→ **DIRECTIVE**:
Update the entries from the first one through the one containing "186, 138, 197]", inclusive, by replacing every occurrence of "data-point" with "marker" and leaving everything else unchanged.

→ **RECORDS SUPPLIED**:
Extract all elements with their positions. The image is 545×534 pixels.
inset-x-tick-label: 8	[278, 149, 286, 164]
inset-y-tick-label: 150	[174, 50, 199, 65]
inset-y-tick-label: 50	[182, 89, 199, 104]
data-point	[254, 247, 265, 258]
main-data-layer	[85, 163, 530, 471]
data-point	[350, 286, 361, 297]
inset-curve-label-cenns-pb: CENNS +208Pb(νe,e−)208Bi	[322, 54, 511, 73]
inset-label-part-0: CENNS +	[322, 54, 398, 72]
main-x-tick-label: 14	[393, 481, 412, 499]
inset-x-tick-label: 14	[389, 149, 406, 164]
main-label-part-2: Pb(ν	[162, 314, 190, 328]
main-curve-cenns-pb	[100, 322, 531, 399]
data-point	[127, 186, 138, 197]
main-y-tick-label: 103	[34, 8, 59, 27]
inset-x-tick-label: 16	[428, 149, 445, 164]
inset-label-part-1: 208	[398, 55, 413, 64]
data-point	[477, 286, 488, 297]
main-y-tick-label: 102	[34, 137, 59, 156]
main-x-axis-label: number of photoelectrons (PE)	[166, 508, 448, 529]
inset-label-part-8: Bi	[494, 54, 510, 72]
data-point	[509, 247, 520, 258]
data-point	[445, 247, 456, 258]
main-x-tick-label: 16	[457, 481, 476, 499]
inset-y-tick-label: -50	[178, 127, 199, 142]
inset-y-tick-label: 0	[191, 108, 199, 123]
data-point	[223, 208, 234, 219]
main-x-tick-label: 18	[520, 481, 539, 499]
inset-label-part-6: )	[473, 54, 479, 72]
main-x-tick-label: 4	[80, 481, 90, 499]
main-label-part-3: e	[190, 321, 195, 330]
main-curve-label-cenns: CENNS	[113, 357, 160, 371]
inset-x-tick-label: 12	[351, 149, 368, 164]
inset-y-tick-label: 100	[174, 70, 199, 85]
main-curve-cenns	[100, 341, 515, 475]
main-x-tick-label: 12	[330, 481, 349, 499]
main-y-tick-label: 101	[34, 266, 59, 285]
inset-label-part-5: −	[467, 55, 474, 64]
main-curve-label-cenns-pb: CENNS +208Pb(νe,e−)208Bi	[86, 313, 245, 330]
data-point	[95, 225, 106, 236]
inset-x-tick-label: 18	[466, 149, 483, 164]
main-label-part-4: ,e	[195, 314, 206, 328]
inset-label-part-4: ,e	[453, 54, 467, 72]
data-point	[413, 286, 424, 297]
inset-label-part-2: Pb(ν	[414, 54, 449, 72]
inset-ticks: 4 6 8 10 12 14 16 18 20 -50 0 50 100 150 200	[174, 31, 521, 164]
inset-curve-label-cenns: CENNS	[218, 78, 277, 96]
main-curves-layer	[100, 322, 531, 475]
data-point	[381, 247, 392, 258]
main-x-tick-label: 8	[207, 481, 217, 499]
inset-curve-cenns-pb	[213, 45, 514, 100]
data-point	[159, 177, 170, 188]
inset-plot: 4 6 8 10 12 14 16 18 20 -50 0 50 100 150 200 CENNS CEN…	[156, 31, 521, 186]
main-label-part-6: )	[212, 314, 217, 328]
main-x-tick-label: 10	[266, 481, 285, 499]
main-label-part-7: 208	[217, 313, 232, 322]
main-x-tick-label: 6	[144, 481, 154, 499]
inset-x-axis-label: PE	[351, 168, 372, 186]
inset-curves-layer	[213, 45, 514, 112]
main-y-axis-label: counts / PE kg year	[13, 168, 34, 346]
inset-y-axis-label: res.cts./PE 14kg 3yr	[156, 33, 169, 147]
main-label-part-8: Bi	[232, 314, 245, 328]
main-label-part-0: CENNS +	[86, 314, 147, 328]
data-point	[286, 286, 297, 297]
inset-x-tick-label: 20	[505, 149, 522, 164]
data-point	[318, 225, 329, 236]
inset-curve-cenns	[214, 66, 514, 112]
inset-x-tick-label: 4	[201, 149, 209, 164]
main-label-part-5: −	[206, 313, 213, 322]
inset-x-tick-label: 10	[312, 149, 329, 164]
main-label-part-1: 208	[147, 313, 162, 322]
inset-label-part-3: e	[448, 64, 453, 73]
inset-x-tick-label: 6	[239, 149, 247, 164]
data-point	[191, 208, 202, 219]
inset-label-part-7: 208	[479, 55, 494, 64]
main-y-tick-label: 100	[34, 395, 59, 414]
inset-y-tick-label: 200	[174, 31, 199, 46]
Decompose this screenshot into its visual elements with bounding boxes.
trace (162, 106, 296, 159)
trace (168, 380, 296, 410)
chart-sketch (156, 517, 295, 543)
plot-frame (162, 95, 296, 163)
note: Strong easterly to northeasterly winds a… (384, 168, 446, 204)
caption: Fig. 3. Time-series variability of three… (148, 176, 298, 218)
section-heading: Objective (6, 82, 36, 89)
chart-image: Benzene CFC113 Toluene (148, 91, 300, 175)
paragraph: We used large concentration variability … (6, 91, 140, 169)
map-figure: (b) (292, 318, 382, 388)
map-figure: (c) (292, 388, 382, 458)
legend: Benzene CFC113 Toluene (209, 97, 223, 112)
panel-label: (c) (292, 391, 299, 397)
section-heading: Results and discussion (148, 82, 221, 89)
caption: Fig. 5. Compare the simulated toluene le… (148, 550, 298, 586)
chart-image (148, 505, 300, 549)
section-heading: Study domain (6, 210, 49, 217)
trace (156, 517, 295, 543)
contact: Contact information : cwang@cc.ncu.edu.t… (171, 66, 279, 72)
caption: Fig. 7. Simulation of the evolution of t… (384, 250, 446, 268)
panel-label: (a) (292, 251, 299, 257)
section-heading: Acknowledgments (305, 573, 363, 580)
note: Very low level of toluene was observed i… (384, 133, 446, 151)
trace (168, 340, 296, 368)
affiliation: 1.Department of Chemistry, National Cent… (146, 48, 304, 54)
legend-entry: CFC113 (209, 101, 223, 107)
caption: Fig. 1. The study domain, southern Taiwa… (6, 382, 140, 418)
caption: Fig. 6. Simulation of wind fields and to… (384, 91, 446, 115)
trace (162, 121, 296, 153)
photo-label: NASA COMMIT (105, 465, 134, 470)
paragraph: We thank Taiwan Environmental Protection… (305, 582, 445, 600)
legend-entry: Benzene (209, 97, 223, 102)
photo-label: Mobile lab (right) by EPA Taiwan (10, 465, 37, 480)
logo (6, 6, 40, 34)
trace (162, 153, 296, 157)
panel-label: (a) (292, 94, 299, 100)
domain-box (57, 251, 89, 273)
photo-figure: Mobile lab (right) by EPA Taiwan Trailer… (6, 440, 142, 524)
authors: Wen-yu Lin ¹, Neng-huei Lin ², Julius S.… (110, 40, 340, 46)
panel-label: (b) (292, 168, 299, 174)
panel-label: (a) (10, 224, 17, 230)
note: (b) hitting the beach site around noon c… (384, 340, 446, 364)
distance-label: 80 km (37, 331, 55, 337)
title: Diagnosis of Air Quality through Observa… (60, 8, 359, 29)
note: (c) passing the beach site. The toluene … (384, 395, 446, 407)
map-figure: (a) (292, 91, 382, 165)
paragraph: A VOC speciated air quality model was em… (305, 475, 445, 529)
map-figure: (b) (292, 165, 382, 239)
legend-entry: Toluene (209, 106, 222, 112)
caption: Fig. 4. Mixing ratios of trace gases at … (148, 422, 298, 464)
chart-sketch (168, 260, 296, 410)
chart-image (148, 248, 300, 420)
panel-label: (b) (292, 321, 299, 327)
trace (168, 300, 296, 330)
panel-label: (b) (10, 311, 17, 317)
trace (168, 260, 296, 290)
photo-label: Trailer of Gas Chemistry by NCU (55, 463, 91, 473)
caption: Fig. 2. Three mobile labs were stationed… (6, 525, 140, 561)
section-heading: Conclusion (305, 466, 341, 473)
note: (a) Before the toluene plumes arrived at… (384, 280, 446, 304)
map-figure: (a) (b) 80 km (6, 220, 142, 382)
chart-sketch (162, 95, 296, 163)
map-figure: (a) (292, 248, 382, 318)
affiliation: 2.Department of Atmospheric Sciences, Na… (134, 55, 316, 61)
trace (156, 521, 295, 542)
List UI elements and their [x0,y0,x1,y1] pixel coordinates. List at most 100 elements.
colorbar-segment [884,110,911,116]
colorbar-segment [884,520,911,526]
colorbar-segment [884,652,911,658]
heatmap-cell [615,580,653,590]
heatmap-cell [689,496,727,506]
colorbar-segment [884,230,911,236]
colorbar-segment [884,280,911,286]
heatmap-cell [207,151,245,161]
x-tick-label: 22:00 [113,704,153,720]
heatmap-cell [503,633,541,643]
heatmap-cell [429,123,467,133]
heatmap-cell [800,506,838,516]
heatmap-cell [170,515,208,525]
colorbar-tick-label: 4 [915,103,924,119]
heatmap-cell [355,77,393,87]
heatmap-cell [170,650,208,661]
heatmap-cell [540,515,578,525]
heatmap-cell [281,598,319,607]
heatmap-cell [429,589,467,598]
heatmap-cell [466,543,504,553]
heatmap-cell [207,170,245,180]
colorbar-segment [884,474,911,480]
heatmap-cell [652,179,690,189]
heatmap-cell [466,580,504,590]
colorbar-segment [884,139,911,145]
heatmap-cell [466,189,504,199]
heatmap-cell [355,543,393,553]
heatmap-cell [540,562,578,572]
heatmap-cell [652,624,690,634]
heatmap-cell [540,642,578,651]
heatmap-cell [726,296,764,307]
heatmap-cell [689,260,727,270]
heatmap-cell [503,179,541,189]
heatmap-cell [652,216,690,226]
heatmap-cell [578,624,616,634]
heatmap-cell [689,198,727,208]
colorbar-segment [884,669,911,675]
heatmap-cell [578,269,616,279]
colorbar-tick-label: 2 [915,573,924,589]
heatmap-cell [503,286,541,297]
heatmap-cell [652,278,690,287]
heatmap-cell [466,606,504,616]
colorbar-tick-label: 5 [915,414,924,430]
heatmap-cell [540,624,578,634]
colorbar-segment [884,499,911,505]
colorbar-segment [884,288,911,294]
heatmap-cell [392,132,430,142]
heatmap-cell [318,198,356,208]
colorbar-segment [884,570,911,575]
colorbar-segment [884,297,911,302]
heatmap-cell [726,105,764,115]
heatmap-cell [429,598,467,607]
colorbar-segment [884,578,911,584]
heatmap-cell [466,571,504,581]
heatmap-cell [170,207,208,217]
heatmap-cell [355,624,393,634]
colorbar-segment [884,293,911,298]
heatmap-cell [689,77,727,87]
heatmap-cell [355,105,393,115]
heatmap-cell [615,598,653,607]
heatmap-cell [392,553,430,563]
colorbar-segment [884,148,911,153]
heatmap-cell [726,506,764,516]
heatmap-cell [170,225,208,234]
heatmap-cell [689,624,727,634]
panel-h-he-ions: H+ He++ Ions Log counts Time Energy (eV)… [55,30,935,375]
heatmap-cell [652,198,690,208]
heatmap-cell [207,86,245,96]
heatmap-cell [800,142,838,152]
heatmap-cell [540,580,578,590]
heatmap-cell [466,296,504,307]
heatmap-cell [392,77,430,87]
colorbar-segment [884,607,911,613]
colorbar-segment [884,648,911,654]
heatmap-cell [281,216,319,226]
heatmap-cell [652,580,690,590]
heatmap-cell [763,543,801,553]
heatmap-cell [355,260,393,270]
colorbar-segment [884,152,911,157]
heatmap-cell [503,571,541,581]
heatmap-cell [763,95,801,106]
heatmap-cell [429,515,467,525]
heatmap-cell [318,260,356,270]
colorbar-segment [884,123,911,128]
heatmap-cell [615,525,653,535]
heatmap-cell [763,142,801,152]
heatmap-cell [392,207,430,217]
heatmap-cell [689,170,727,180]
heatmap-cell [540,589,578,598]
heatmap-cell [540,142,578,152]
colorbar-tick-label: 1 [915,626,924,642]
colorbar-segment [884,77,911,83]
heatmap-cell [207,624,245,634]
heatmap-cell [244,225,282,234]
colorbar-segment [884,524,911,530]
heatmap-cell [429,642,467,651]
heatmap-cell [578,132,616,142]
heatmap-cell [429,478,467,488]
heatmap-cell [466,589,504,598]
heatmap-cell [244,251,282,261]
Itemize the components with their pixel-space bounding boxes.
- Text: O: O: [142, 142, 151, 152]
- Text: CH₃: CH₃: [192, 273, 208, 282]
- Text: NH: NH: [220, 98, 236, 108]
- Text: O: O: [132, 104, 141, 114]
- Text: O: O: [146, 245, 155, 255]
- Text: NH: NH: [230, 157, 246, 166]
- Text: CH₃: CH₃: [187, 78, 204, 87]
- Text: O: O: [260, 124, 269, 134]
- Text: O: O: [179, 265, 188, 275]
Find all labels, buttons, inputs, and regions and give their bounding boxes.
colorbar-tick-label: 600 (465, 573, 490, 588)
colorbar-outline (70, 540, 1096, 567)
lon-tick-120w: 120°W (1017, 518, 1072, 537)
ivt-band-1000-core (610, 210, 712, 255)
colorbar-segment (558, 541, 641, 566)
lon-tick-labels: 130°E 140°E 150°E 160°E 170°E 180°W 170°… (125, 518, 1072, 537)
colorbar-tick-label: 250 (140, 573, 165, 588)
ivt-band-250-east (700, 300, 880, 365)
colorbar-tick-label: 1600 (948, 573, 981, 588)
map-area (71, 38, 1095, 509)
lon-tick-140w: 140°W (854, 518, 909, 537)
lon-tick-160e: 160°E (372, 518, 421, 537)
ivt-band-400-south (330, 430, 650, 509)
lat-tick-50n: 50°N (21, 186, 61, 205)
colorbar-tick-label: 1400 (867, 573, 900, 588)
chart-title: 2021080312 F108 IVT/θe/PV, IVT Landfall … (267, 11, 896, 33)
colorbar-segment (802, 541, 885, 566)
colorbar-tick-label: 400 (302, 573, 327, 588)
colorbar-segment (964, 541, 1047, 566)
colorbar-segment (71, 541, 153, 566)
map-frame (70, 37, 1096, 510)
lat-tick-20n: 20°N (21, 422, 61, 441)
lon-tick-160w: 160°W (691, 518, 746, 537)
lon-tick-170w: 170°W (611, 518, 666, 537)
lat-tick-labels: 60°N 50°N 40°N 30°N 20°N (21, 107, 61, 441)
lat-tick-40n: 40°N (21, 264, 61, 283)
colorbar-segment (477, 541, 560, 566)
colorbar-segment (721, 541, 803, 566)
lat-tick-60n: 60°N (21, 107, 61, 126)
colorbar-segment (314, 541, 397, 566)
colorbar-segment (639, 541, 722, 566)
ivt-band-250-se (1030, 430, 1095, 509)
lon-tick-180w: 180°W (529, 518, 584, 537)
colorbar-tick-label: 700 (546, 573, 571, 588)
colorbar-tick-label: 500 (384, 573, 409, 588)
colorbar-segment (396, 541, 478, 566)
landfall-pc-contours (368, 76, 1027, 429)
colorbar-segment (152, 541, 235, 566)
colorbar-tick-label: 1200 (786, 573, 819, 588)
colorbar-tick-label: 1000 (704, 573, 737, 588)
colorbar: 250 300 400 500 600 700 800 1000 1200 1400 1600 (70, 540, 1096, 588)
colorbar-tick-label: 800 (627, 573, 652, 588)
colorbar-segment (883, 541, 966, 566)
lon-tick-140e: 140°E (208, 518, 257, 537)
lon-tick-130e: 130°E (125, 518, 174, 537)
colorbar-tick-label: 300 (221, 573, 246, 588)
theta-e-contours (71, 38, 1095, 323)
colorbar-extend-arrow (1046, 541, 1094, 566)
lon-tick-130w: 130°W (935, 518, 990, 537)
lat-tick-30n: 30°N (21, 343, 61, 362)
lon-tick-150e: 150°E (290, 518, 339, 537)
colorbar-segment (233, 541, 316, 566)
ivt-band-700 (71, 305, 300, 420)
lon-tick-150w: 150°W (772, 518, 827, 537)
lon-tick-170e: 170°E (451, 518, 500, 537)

→ **SOLUTION FOR THIS EXERCISE**:
Extract all elements with their positions. The image is 545×534 pixels.
inset-x-tick-label: 8	[278, 149, 286, 164]
inset-y-tick-label: 150	[174, 50, 199, 65]
inset-y-tick-label: 50	[182, 89, 199, 104]
marker	[254, 247, 265, 258]
main-data-layer	[85, 163, 530, 471]
marker	[350, 286, 361, 297]
inset-curve-label-cenns-pb: CENNS +208Pb(νe,e−)208Bi	[322, 54, 511, 73]
inset-label-part-0: CENNS +	[322, 54, 398, 72]
main-x-tick-label: 14	[393, 481, 412, 499]
inset-x-tick-label: 14	[389, 149, 406, 164]
main-label-part-2: Pb(ν	[162, 314, 190, 328]
main-curve-cenns-pb	[100, 322, 531, 399]
marker	[127, 186, 138, 197]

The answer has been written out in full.